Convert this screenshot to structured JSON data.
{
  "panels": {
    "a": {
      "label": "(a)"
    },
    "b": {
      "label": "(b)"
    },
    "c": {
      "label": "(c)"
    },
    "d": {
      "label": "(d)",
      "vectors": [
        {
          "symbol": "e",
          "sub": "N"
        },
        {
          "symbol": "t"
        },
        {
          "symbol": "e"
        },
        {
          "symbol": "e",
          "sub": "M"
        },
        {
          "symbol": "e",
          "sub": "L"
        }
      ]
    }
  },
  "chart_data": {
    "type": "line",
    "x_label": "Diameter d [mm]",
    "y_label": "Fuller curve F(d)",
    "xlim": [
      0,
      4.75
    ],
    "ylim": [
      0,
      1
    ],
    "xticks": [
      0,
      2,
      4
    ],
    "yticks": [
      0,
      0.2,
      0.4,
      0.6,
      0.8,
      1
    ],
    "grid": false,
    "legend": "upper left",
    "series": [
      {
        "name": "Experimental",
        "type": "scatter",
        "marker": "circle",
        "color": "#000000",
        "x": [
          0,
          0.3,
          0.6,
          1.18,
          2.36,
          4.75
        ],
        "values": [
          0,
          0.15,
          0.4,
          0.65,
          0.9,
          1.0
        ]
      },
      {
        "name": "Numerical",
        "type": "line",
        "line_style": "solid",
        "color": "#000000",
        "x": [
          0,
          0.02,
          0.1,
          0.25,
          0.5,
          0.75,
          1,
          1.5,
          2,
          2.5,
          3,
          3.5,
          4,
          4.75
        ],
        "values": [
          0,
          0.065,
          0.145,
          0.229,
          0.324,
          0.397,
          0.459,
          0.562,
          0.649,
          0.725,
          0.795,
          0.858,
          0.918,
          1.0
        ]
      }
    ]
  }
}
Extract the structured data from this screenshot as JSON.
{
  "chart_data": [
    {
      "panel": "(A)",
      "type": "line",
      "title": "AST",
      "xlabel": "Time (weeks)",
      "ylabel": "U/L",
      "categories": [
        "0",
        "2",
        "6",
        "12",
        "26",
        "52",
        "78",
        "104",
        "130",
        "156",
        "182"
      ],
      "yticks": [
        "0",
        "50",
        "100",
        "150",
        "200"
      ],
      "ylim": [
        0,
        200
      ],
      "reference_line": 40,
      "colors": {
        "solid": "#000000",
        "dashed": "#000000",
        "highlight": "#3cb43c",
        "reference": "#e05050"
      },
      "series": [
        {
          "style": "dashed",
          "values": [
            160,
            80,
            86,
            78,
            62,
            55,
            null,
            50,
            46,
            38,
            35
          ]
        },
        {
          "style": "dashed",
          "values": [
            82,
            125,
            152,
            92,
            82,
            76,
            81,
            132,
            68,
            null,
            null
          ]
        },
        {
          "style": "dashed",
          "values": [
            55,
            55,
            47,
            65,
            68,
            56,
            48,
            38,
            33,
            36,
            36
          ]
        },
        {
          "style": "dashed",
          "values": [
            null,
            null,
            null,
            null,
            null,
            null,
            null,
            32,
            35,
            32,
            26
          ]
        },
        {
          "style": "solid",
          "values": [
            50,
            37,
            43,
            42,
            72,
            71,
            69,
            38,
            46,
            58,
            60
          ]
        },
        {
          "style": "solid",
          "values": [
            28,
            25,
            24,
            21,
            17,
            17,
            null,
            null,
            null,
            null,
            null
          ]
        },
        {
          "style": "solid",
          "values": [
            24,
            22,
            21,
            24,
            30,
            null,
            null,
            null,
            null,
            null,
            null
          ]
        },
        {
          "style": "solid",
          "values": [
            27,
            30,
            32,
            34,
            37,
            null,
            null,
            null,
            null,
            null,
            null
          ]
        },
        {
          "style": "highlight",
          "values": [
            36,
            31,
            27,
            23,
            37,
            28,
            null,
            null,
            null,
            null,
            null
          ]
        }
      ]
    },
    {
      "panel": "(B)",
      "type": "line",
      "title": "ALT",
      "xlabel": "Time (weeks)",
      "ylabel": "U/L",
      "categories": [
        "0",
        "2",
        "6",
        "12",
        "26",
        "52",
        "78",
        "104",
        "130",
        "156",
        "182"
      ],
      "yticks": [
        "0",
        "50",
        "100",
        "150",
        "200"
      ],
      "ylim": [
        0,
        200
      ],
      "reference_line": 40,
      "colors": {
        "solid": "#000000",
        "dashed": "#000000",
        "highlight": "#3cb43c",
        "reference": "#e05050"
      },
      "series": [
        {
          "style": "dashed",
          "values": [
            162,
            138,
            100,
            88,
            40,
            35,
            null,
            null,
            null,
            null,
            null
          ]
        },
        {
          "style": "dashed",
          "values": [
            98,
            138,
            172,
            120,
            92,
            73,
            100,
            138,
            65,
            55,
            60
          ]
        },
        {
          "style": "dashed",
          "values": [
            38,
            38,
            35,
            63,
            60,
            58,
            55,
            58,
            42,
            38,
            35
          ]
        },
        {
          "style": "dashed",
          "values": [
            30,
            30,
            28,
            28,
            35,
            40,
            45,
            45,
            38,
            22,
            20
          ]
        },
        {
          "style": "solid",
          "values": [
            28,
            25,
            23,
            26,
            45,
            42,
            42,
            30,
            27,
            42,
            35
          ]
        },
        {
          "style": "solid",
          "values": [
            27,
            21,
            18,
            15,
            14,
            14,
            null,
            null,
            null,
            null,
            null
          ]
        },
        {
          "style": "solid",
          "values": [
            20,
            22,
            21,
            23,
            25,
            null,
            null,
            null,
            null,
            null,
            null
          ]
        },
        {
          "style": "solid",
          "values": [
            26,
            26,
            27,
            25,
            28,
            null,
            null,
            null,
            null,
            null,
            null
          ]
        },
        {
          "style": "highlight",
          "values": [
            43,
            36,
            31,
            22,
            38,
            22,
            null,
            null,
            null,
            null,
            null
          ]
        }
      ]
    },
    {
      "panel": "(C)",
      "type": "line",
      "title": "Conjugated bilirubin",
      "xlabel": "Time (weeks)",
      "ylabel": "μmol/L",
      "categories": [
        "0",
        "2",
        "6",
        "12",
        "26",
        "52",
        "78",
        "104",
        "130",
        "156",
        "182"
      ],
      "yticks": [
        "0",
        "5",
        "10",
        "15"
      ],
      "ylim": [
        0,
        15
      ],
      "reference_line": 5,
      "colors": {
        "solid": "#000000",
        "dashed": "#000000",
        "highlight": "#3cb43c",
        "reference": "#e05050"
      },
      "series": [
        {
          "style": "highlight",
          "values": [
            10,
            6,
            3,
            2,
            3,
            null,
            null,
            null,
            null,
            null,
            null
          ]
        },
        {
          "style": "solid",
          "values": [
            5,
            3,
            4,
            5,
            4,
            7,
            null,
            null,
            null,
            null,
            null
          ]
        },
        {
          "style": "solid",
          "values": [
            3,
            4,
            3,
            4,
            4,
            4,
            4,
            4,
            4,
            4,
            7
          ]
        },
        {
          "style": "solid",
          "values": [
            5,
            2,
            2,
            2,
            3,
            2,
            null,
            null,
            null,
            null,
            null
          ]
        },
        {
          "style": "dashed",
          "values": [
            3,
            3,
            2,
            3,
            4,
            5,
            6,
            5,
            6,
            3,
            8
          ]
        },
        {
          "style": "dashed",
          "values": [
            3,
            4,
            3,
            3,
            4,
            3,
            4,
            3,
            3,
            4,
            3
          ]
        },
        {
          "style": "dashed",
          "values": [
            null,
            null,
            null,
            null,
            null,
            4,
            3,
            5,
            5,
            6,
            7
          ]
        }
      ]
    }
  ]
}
++++++++
### Work required
Reproduce the material verbatim, line by line.

### Reply
Convert this screenshot to structured JSON data.
{
  "panels": {
    "a": {
      "label": "(a)"
    },
    "b": {
      "label": "(b)"
    },
    "c": {
      "label": "(c)"
    },
    "d": {
      "label": "(d)",
      "vectors": [
        {
          "symbol": "e",
          "sub": "N"
        },
        {
          "symbol": "t"
        },
        {
          "symbol": "e"
        },
        {
          "symbol": "e",
          "sub": "M"
        },
        {
          "symbol": "e",
          "sub": "L"
        }
      ]
    }
  },
  "chart_data": {
    "type": "line",
    "x_label": "Diameter d [mm]",
    "y_label": "Fuller curve F(d)",
    "xlim": [
      0,
      4.75
    ],
    "ylim": [
      0,
      1
    ],
    "xticks": [
      0,
      2,
      4
    ],
    "yticks": [
      0,
      0.2,
      0.4,
      0.6,
      0.8,
      1
    ],
    "grid": false,
    "legend": "upper left",
    "series": [
      {
        "name": "Experimental",
        "type": "scatter",
        "marker": "circle",
        "color": "#000000",
        "x": [
          0,
          0.3,
          0.6,
          1.18,
          2.36,
          4.75
        ],
        "values": [
          0,
          0.15,
          0.4,
          0.65,
          0.9,
          1.0
        ]
      },
      {
        "name": "Numerical",
        "type": "line",
        "line_style": "solid",
        "color": "#000000",
        "x": [
          0,
          0.02,
          0.1,
          0.25,
          0.5,
          0.75,
          1,
          1.5,
          2,
          2.5,
          3,
          3.5,
          4,
          4.75
        ],
        "values": [
          0,
          0.065,
          0.145,
          0.229,
          0.324,
          0.397,
          0.459,
          0.562,
          0.649,
          0.725,
          0.795,
          0.858,
          0.918,
          1.0
        ]
      }
    ]
  }
}
Extract the structured data from this screenshot as JSON.
{
  "chart_data": [
    {
      "panel": "(A)",
      "type": "line",
      "title": "AST",
      "xlabel": "Time (weeks)",
      "ylabel": "U/L",
      "categories": [
        "0",
        "2",
        "6",
        "12",
        "26",
        "52",
        "78",
        "104",
        "130",
        "156",
        "182"
      ],
      "yticks": [
        "0",
        "50",
        "100",
        "150",
        "200"
      ],
      "ylim": [
        0,
        200
      ],
      "reference_line": 40,
      "colors": {
        "solid": "#000000",
        "dashed": "#000000",
        "highlight": "#3cb43c",
        "reference": "#e05050"
      },
      "series": [
        {
          "style": "dashed",
          "values": [
            160,
            80,
            86,
            78,
            62,
            55,
            null,
            50,
            46,
            38,
            35
          ]
        },
        {
          "style": "dashed",
          "values": [
            82,
            125,
            152,
            92,
            82,
            76,
            81,
            132,
            68,
            null,
            null
          ]
        },
        {
          "style": "dashed",
          "values": [
            55,
            55,
            47,
            65,
            68,
            56,
            48,
            38,
            33,
            36,
            36
          ]
        },
        {
          "style": "dashed",
          "values": [
            null,
            null,
            null,
            null,
            null,
            null,
            null,
            32,
            35,
            32,
            26
          ]
        },
        {
          "style": "solid",
          "values": [
            50,
            37,
            43,
            42,
            72,
            71,
            69,
            38,
            46,
            58,
            60
          ]
        },
        {
          "style": "solid",
          "values": [
            28,
            25,
            24,
            21,
            17,
            17,
            null,
            null,
            null,
            null,
            null
          ]
        },
        {
          "style": "solid",
          "values": [
            24,
            22,
            21,
            24,
            30,
            null,
            null,
            null,
            null,
            null,
            null
          ]
        },
        {
          "style": "solid",
          "values": [
            27,
            30,
            32,
            34,
            37,
            null,
            null,
            null,
            null,
            null,
            null
          ]
        },
        {
          "style": "highlight",
          "values": [
            36,
            31,
            27,
            23,
            37,
            28,
            null,
            null,
            null,
            null,
            null
          ]
        }
      ]
    },
    {
      "panel": "(B)",
      "type": "line",
      "title": "ALT",
      "xlabel": "Time (weeks)",
      "ylabel": "U/L",
      "categories": [
        "0",
        "2",
        "6",
        "12",
        "26",
        "52",
        "78",
        "104",
        "130",
        "156",
        "182"
      ],
      "yticks": [
        "0",
        "50",
        "100",
        "150",
        "200"
      ],
      "ylim": [
        0,
        200
      ],
      "reference_line": 40,
      "colors": {
        "solid": "#000000",
        "dashed": "#000000",
        "highlight": "#3cb43c",
        "reference": "#e05050"
      },
      "series": [
        {
          "style": "dashed",
          "values": [
            162,
            138,
            100,
            88,
            40,
            35,
            null,
            null,
            null,
            null,
            null
          ]
        },
        {
          "style": "dashed",
          "values": [
            98,
            138,
            172,
            120,
            92,
            73,
            100,
            138,
            65,
            55,
            60
          ]
        },
        {
          "style": "dashed",
          "values": [
            38,
            38,
            35,
            63,
            60,
            58,
            55,
            58,
            42,
            38,
            35
          ]
        },
        {
          "style": "dashed",
          "values": [
            30,
            30,
            28,
            28,
            35,
            40,
            45,
            45,
            38,
            22,
            20
          ]
        },
        {
          "style": "solid",
          "values": [
            28,
            25,
            23,
            26,
            45,
            42,
            42,
            30,
            27,
            42,
            35
          ]
        },
        {
          "style": "solid",
          "values": [
            27,
            21,
            18,
            15,
            14,
            14,
            null,
            null,
            null,
            null,
            null
          ]
        },
        {
          "style": "solid",
          "values": [
            20,
            22,
            21,
            23,
            25,
            null,
            null,
            null,
            null,
            null,
            null
          ]
        },
        {
          "style": "solid",
          "values": [
            26,
            26,
            27,
            25,
            28,
            null,
            null,
            null,
            null,
            null,
            null
          ]
        },
        {
          "style": "highlight",
          "values": [
            43,
            36,
            31,
            22,
            38,
            22,
            null,
            null,
            null,
            null,
            null
          ]
        }
      ]
    },
    {
      "panel": "(C)",
      "type": "line",
      "title": "Conjugated bilirubin",
      "xlabel": "Time (weeks)",
      "ylabel": "μmol/L",
      "categories": [
        "0",
        "2",
        "6",
        "12",
        "26",
        "52",
        "78",
        "104",
        "130",
        "156",
        "182"
      ],
      "yticks": [
        "0",
        "5",
        "10",
        "15"
      ],
      "ylim": [
        0,
        15
      ],
      "reference_line": 5,
      "colors": {
        "solid": "#000000",
        "dashed": "#000000",
        "highlight": "#3cb43c",
        "reference": "#e05050"
      },
      "series": [
        {
          "style": "highlight",
          "values": [
            10,
            6,
            3,
            2,
            3,
            null,
            null,
            null,
            null,
            null,
            null
          ]
        },
        {
          "style": "solid",
          "values": [
            5,
            3,
            4,
            5,
            4,
            7,
            null,
            null,
            null,
            null,
            null
          ]
        },
        {
          "style": "solid",
          "values": [
            3,
            4,
            3,
            4,
            4,
            4,
            4,
            4,
            4,
            4,
            7
          ]
        },
        {
          "style": "solid",
          "values": [
            5,
            2,
            2,
            2,
            3,
            2,
            null,
            null,
            null,
            null,
            null
          ]
        },
        {
          "style": "dashed",
          "values": [
            3,
            3,
            2,
            3,
            4,
            5,
            6,
            5,
            6,
            3,
            8
          ]
        },
        {
          "style": "dashed",
          "values": [
            3,
            4,
            3,
            3,
            4,
            3,
            4,
            3,
            3,
            4,
            3
          ]
        },
        {
          "style": "dashed",
          "values": [
            null,
            null,
            null,
            null,
            null,
            4,
            3,
            5,
            5,
            6,
            7
          ]
        }
      ]
    }
  ]
}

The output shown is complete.